> _Task data_
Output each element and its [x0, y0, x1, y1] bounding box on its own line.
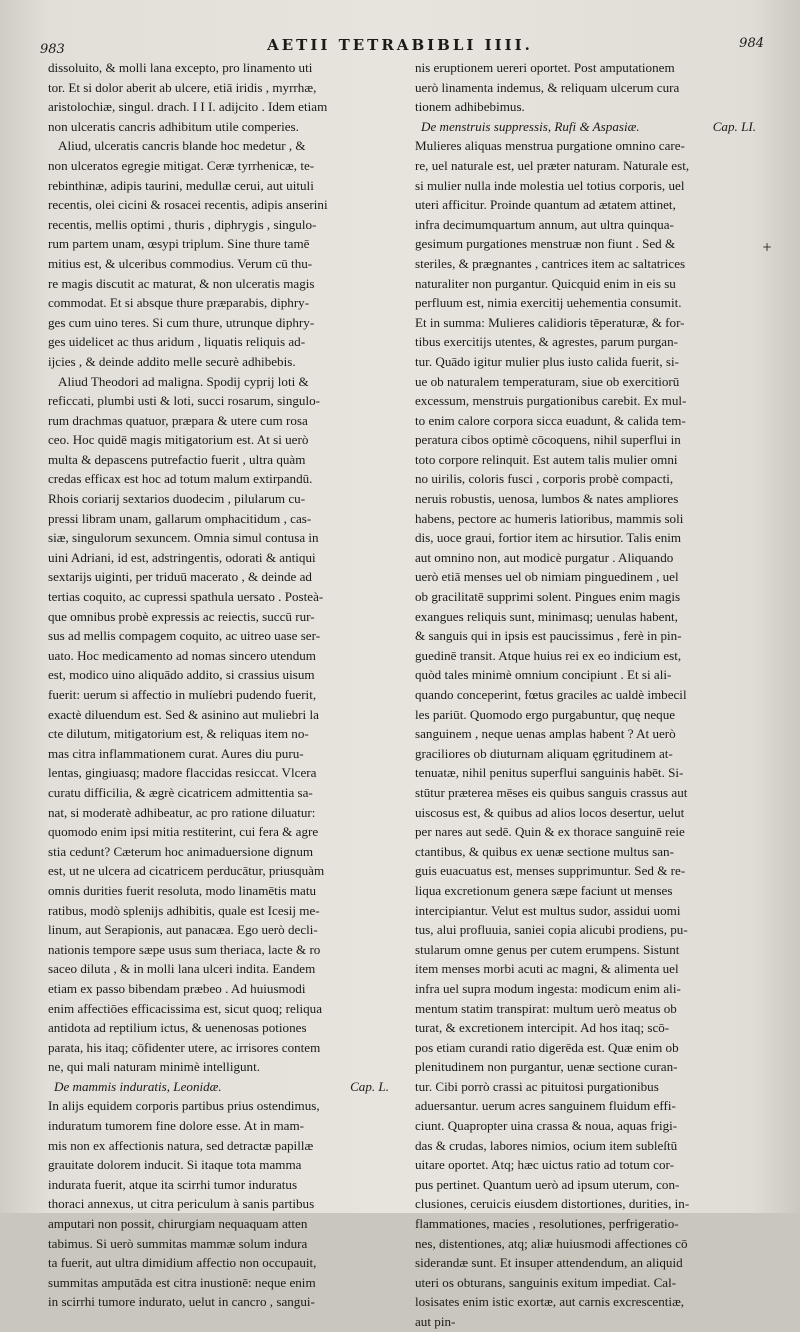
- text-line: in scirrhi tumore indurato, uelut in cancro , sangui-: [48, 1294, 315, 1310]
- left-column: [48, 58, 393, 1312]
- text-line: tur. Cibi porrò crassi ac pituitosi purgationibus: [415, 1078, 659, 1094]
- text-line: no uirilis, coloris fusci , corporis probè compacti,: [415, 471, 674, 487]
- text-line: siderandæ sunt. Et insuper attendendum, an aliquid: [415, 1255, 683, 1271]
- text-line: sus ad mellis compagem coquito, ac uitreo uase ser-: [48, 628, 321, 644]
- text-line: infra uel supra modum ingesta: modicum enim ali-: [415, 980, 681, 996]
- text-line: omnis durities fuerit resoluta, modo linamētis matu: [48, 882, 317, 898]
- text-line: dis, uoce graui, fortior item ac hirsutior. Talis enim: [415, 530, 682, 546]
- text-line: summitas amputāda est citra inustionē: neque enim: [48, 1274, 316, 1290]
- text-line: est, modico uino aliquādo addito, si crassius uisum: [48, 667, 315, 683]
- text-line: induratum tumorem fine dolore esse. At in mam-: [48, 1118, 304, 1134]
- text-line: guedinē transit. Atque huius rei ex eo indicium est,: [415, 647, 682, 663]
- text-line: plenitudinem non purgantur, uenæ sectione curan-: [415, 1059, 678, 1075]
- text-line: quomodo enim ipsi mitia restiterint, cui fera & agre: [48, 824, 319, 840]
- text-line: per nares aut sedē. Quin & ex thorace sanguinē reie: [415, 824, 685, 840]
- text-line: Et in summa: Mulieres calidioris tēperaturæ, & for-: [415, 314, 685, 330]
- text-line: indurata fuerit, atque ita scirrhi tumor induratus: [48, 1176, 298, 1192]
- chapter-number: Cap. L.: [350, 1078, 389, 1094]
- text-line: thoraci annexus, ut citra periculum à sanis partibus: [48, 1196, 315, 1212]
- text-line: uerò linamenta indemus, & reliquam ulcerum cura: [415, 79, 680, 95]
- text-line: nis eruptionem uereri oportet. Post amputationem: [415, 60, 675, 75]
- text-line: mis non ex affectionis natura, sed detractæ papillæ: [48, 1137, 314, 1153]
- text-line: re, uel naturale est, uel præter naturam. Naturale est,: [415, 157, 690, 173]
- text-line: saceo diluta , & in molli lana ulceri indita. Eandem: [48, 961, 316, 977]
- text-line: habens, pectore ac humeris latioribus, mammis soli: [415, 510, 684, 526]
- text-line: clusiones, ceruicis eiusdem distortiones, durities, in-: [415, 1196, 690, 1212]
- text-line: nationis tempore sæpe usus sum theriaca, lacte & ro: [48, 941, 321, 957]
- text-line: grauitate dolorem inducit. Si itaque tota mamma: [48, 1157, 302, 1173]
- text-line: graciliores ob diuturnam aliquam ęgritudinem at-: [415, 745, 673, 761]
- text-line: pos etiam curandi ratio digerēda est. Quæ enim ob: [415, 1039, 679, 1055]
- text-line: rum drachmas quatuor, præpara & utere cum rosa: [48, 412, 308, 428]
- text-line: Mulieres aliquas menstrua purgatione omnino care-: [415, 138, 685, 154]
- text-line: tibus exercitijs utentes, & agrestes, parum purgan-: [415, 334, 679, 350]
- text-line: In alijs equidem corporis partibus prius ostendimus,: [48, 1098, 320, 1114]
- section-heading: [48, 1077, 393, 1097]
- text-line: neruis robustis, uenosa, lumbos & nates ampliores: [415, 491, 679, 507]
- text-line: lentas, gingiuasq; madore flaccidas resiccat. Vlcera: [48, 765, 317, 781]
- text-line: losisates enim istic exortæ, aut carnis excrescentiæ,: [415, 1294, 685, 1310]
- text-line: rebinthinæ, adipis taurini, medullæ cerui, aut uituli: [48, 177, 314, 193]
- text-line: steriles, & prægnantes , cantrices item ac saltatrices: [415, 255, 686, 271]
- text-line: turat, & excretionem intercipit. Ad hos itaq; scō-: [415, 1020, 670, 1036]
- text-line: ges uidelicet ac thus aridum , liquatis reliquis ad-: [48, 334, 306, 350]
- text-line: tertias coquito, ac cupressi spathula uersato . Posteà-: [48, 589, 324, 605]
- text-line: stia cedunt? Cæterum hoc animaduersione dignum: [48, 843, 314, 859]
- text-line: tabimus. Si uerò summitas mammæ solum indura: [48, 1235, 308, 1251]
- text-line: antidota ad reptilium ictus, & uenenosas potiones: [48, 1020, 307, 1036]
- text-line: aut pin-: [415, 1314, 456, 1329]
- text-line: tenuatæ, nihil penitus superflui sanguinis habēt. Si-: [415, 765, 684, 781]
- text-line: uteri os obturans, sanguinis exitum impediat. Cal-: [415, 1274, 677, 1290]
- text-line: Aliud, ulceratis cancris blande hoc medetur , &: [58, 138, 306, 154]
- text-line: peratura cibos optimè cōcoquens, nihil superflui in: [415, 432, 681, 448]
- text-line: Aliud Theodori ad maligna. Spodij cyprij loti &: [58, 373, 309, 389]
- text-line: parata, his itaq; cōfidenter utere, ac irrisores contem: [48, 1039, 321, 1055]
- text-line: multa & depascens putrefactio fuerit , ultra quàm: [48, 451, 306, 467]
- text-line: uerò etiā menses uel ob nimiam pinguedinem , uel: [415, 569, 679, 585]
- text-line: sanguinem , neque uenas amplas habent ? At uerò: [415, 726, 676, 742]
- text-line: etiam ex passo bibendam præbeo . Ad huiusmodi: [48, 980, 306, 996]
- text-line: curatu difficilia, & ægrè cicatricem admittentia sa-: [48, 784, 313, 800]
- text-line: pus pertinet. Quantum uerò ad ipsum uterum, con-: [415, 1176, 680, 1192]
- text-line: exangues reliquis sunt, minimasq; uenulas habent,: [415, 608, 678, 624]
- chapter-number: Cap. LI.: [712, 118, 756, 134]
- text-line: ijcies , & deinde addito melle securè adhibebis.: [48, 353, 296, 369]
- text-line: mas citra inflammationem curat. Aures diu puru-: [48, 745, 304, 761]
- text-line: sextarijs uiginti, per triduū macerato , & deinde ad: [48, 569, 312, 585]
- text-line: reficcati, plumbi usti & loti, succi rosarum, singulo-: [48, 393, 321, 409]
- margin-mark: +: [762, 240, 773, 254]
- section-title: De menstruis suppressis, Rufi & Aspasiæ.: [421, 118, 640, 134]
- text-line: exactè diluendum est. Sed & asinino aut muliebri la: [48, 706, 319, 722]
- text-line: uteri afficitur. Proinde quantum ad ætatem attinet,: [415, 197, 676, 213]
- text-line: flammationes, macies , resolutiones, perfrigeratio-: [415, 1216, 679, 1232]
- text-line: uini Adriani, id est, adstringentis, odorati & antiqui: [48, 549, 316, 565]
- text-line: recentis, olei cicini & rosacei recentis, adipis anserini: [48, 197, 328, 213]
- text-line: est, ut ne ulcera ad cicatricem perducātur, priusquàm: [48, 863, 325, 879]
- right-column: [415, 58, 760, 1332]
- text-line: aduersantur. uerum acres sanguinem fluidum effi-: [415, 1098, 676, 1114]
- text-line: nat, si moderatè adhibeatur, ac pro ratione diluatur:: [48, 804, 316, 820]
- text-line: to enim calore corpora sicca euadunt, & calida tem-: [415, 412, 686, 428]
- text-line: ctantibus, & quibus ex uenæ sectione multus san-: [415, 843, 674, 859]
- text-line: ta fuerit, aut ultra dimidium affectio non occupauit,: [48, 1255, 317, 1271]
- running-title: AETII TETRABIBLI IIII.: [267, 36, 533, 54]
- text-line: ne, qui mali naturam minimè intelligunt.: [48, 1059, 261, 1075]
- text-line: gesimum purgationes menstruæ non fiunt . Sed &: [415, 236, 676, 252]
- text-line: re magis discutit ac maturat, & non ulceratis magis: [48, 275, 315, 291]
- section-title: De mammis induratis, Leonidæ.: [54, 1078, 222, 1094]
- text-line: stularum omne genus per cutem erumpens. Sistunt: [415, 941, 680, 957]
- text-line: guis euacuatus est, menses supprimuntur. Sed & re-: [415, 863, 686, 879]
- page-number-left: 983: [40, 42, 65, 57]
- text-line: liqua excretionum genera sæpe faciunt ut menses: [415, 882, 673, 898]
- page-header: [0, 32, 800, 56]
- text-line: non ulceratis cancris adhibitum utile comperies.: [48, 118, 299, 134]
- text-line: que omnibus probè expressis ac reiectis, succū rur-: [48, 608, 315, 624]
- text-line: tur. Quādo igitur mulier plus iusto calida fuerit, si-: [415, 353, 680, 369]
- text-line: aristolochiæ, singul. drach. I I I. adijcito . Idem etiam: [48, 99, 328, 115]
- text-line: mentum statim transpirat: multum uerò meatus ob: [415, 1000, 677, 1016]
- text-line: naturaliter non purgantur. Quicquid enim in eis su: [415, 275, 676, 291]
- page-number-right: 984: [739, 36, 764, 51]
- text-line: non ulceratos egregie mitigat. Ceræ tyrrhenicæ, te-: [48, 157, 315, 173]
- text-line: toto corpore relinquit. Est autem talis mulier omni: [415, 451, 678, 467]
- text-line: rum partem unam, œsypi triplum. Sine thure tamē: [48, 236, 310, 252]
- text-line: uato. Hoc medicamento ad nomas sincero utendum: [48, 647, 316, 663]
- text-line: stūtur præterea mēses eis quibus sanguis crassus aut: [415, 784, 688, 800]
- text-line: ciunt. Quapropter uina crassa & noua, aquas frigi-: [415, 1118, 678, 1134]
- text-line: cte dilutum, mitigatorium est, & reliquas item no-: [48, 726, 309, 742]
- text-line: linum, aut Serapionis, aut panacæa. Ego uerò decli-: [48, 922, 318, 938]
- text-line: si mulier nulla inde molestia uel totius corporis, uel: [415, 177, 685, 193]
- text-line: ceo. Hoc quidē magis mitigatorium est. At si uerò: [48, 432, 309, 448]
- text-line: quòd tales minimè omnium concipiunt . Et si ali-: [415, 667, 672, 683]
- text-line: excessum, menstruis purgationibus carebit. Ex mul-: [415, 393, 687, 409]
- text-line: intercipiantur. Velut est multus sudor, assidui uomi: [415, 902, 681, 918]
- text-line: fuerit: uerum si affectio in mulíebri pudendo fuerit,: [48, 687, 317, 702]
- text-line: das & crudas, labores nimios, ocium item subleſtū: [415, 1137, 678, 1153]
- text-line: & sanguis qui in ipsis est paucissimus , ferè in pin-: [415, 628, 682, 644]
- text-line: recentis, mellis optimi , thuris , diphrygis , singulo-: [48, 216, 317, 232]
- text-line: infra decimumquartum annum, aut ultra quinqua-: [415, 216, 674, 232]
- text-line: mitius est, & ulceribus commodius. Verum cū thu-: [48, 255, 313, 271]
- text-line: quando conceperint, fœtus graciles ac ualdè imbecil: [415, 687, 687, 702]
- text-line: ratibus, modò splenijs adhibitis, quale est Icesij me-: [48, 902, 320, 918]
- text-line: commodat. Et si absque thure præparabis, diphry-: [48, 295, 310, 311]
- text-line: tionem adhibebimus.: [415, 99, 525, 115]
- text-line: nes, distentiones, atq; aliæ huiusmodi affectiones cō: [415, 1235, 688, 1251]
- text-line: les pariūt. Quomodo ergo purgabuntur, quę neque: [415, 706, 676, 722]
- text-line: aut omnino non, aut modicè purgatur . Aliquando: [415, 549, 674, 565]
- text-line: enim affectiōes efficacissima est, sicut quoq; reliqua: [48, 1000, 323, 1016]
- text-line: uiscosus est, & quibus ad alios locos desertur, uelut: [415, 804, 685, 820]
- text-line: ue ob naturalem temperaturam, siue ob exercitiorū: [415, 373, 680, 389]
- text-line: item menses morbi acuti ac magni, & alimenta uel: [415, 961, 679, 977]
- text-line: amputari non possit, chirurgiam nequaquam atten: [48, 1216, 308, 1232]
- text-line: ges cum uino teres. Si cum thure, utrunque diphry-: [48, 314, 315, 330]
- text-line: perfluum est, nimia exercitij uehementia consumit.: [415, 295, 682, 311]
- text-line: uitare oportet. Atq; hæc uictus ratio ad totum cor-: [415, 1157, 675, 1173]
- text-line: tor. Et si dolor aberit ab ulcere, etiā iridis , myrrhæ,: [48, 79, 317, 95]
- text-line: credas efficax est hoc ad totum malum extirpandū.: [48, 471, 313, 487]
- text-line: dissoluito, & molli lana excepto, pro linamento uti: [48, 60, 313, 75]
- text-line: ob gracilitatē supprimi solent. Pingues enim magis: [415, 589, 681, 605]
- text-line: pressi libram unam, gallarum omphacitidum , cas-: [48, 510, 312, 526]
- text-line: Rhois coriarij sextarios duodecim , pilularum cu-: [48, 491, 306, 507]
- section-heading: [415, 117, 760, 137]
- text-line: siæ, singulorum sexuncem. Omnia simul contusa in: [48, 530, 319, 546]
- text-line: tus, alui profluuia, saniei copia alicubi prodiens, pu-: [415, 922, 688, 938]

> _Your instructions_
Write only the number of lines in the data where the string "ulceratis" can be found.

> _Response to the task_
3